EXERCISE MATERIAL
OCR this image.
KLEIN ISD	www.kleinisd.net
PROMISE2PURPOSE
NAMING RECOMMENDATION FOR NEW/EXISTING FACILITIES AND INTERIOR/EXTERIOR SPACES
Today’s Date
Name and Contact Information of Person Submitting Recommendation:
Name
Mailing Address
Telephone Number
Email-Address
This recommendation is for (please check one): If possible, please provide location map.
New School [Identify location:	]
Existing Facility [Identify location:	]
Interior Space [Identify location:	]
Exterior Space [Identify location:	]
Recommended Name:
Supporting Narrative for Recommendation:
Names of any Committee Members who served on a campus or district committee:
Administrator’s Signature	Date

EXERCISE DETAILS
Of the lines above, how many include the word "location"? Reply with the number alone.

CORRECT RESULT
5